- _Page extract_:
'''
She is not always such a bundle of joy. In our third meeting while having lunch, she harangued her mother incessantly about her not wanting to head the Parent Teacher Association at school. Quite the tantrum, I thought.

“You should get out of the house more and accept responsibility for our education,” She insisted belligerently. She would cross her eyebrows, roll her eyes and angrily lecture her mother about a parent’s social obligations. Big words coming from such a small creature.

In the afternoon, though—to my amusement, she whispered discreetly: “I don’t know why I become so crazed sometimes!” The real reason for wanting her mother in that position, she then offered, was “to be allowed to get away with being naughty at school.”

That is the thing about my mooshe, you see. While naturally gifted at masking her intentions, she almost always acknowledges why it is she is being a pout. It is uncanny.

She has since become somewhat of “advisor” on children’s affairs for me. And I reciprocate by doing my best to explain adults to her. As a matter of routine, we have simply settled on waiting for her inevitable “revelations,” before having a substantive discussion.
'''
- _Extracted material_:
'''
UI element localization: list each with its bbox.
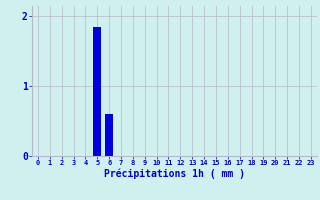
Bar xyxy=(105,114,113,156)
Bar xyxy=(93,27,101,156)
X-axis label: Précipitations 1h ( mm ): Précipitations 1h ( mm ) xyxy=(104,169,245,179)
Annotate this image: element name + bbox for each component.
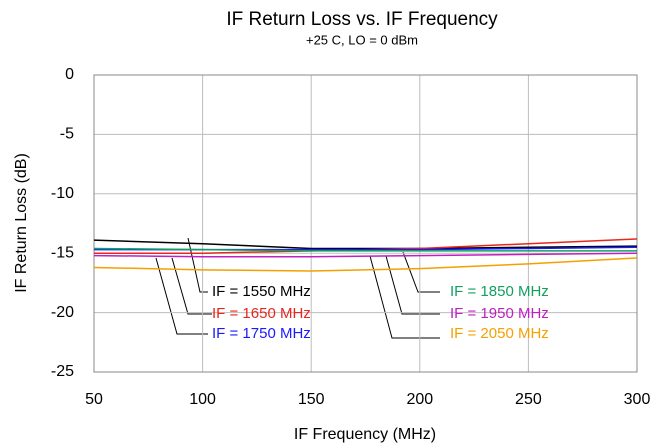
y-tick-label: -15 [51,244,74,261]
y-tick-label: -20 [51,304,74,321]
chart-subtitle: +25 C, LO = 0 dBm [306,32,418,47]
x-tick-label: 100 [189,391,216,408]
x-tick-label: 150 [298,391,325,408]
leader-line [187,237,208,293]
legend-entry: IF = 1650 MHz [212,305,311,322]
leader-line [402,251,440,293]
series-line [93,257,638,272]
series-line [93,247,637,252]
x-tick-label: 300 [624,391,651,408]
x-tick-label: 200 [406,391,433,408]
legend-entry: IF = 1550 MHz [212,283,311,300]
leader-line [369,255,440,339]
x-tick-label: 50 [85,391,103,408]
y-tick-label: -10 [51,185,74,202]
y-tick-label: 0 [65,66,74,83]
leader-line [171,257,212,315]
y-axis-label: IF Return Loss (dB) [13,153,30,293]
legend-entry: IF = 1950 MHz [450,305,549,322]
chart-title: IF Return Loss vs. IF Frequency [226,9,498,30]
legend-entry: IF = 1850 MHz [450,283,549,300]
leader-line [155,257,208,335]
y-tick-label: -25 [51,363,74,380]
y-tick-label: -5 [60,126,74,143]
series-line [93,239,638,250]
x-axis-label: IF Frequency (MHz) [294,426,436,443]
leader-lines [155,237,440,339]
legend-entry: IF = 1750 MHz [212,325,311,342]
series-line [93,252,638,258]
legend-entry: IF = 2050 MHz [450,325,549,342]
leader-line [385,255,440,315]
x-tick-label: 250 [515,391,542,408]
plot-frame [93,74,638,373]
'''
- _To do_:
(1) Copy out each line of the listing that contains the string "chart". Letter case counts, so match it precisely.
(2) Extend the passage about the girl and her "revelations" by writing what would come after its final sentence.
The passage and the listing come from separate, unrelated sources.

- _Set of answers_:
(1)
chart-subtitle: +25 C, LO = 0 dBm [306,32,418,47]
chart-title: IF Return Loss vs. IF Frequency [226,9,498,30]

(2)
She is in the 4th grade now. She loves learning. She adores school.

The first time she ever entered my house, as I was busy greeting her parents, she got busy sifting through the books stacked on my desk.

She later wanted to know how the Little Prince sounded in French, and what to make of those “weird” Greek Alphabets. The real question she was dancing around all night, though, was whether I had any stories with pretty pictures like the one with the “boa in the hat” to read since she found adult gatherings “very boring!”

Her questions are unending and exhausting.

As there is no succinct, widely used equivalent phrase for “not fair” in the Persian language, her protests about the vagaries of the universe take the form of “why” in rapid succession.

“Why can’t we see God?” “Why are bees such pests?” “Why did my parents not have me before my [older] brother?” “Why can’t kids gamble?” “Why shouldn’t I drive?” “Why can’t I hold up both feet in the air without falling?”

“Now, really why not?”

Her favorite game with me is being an airplane. She lies stomach down on the couch, hands spread, and legs tightly together and after we make the customary “safety” checks—shirt being sufficiently sturdy / soft on her delicate bones and my grip on the seed of her pants behind her knees sufficiently comfortable—we go for a cruise. And she giggles giddily and delightfully.

When properly mischievous, she insists on being a fighter bomber.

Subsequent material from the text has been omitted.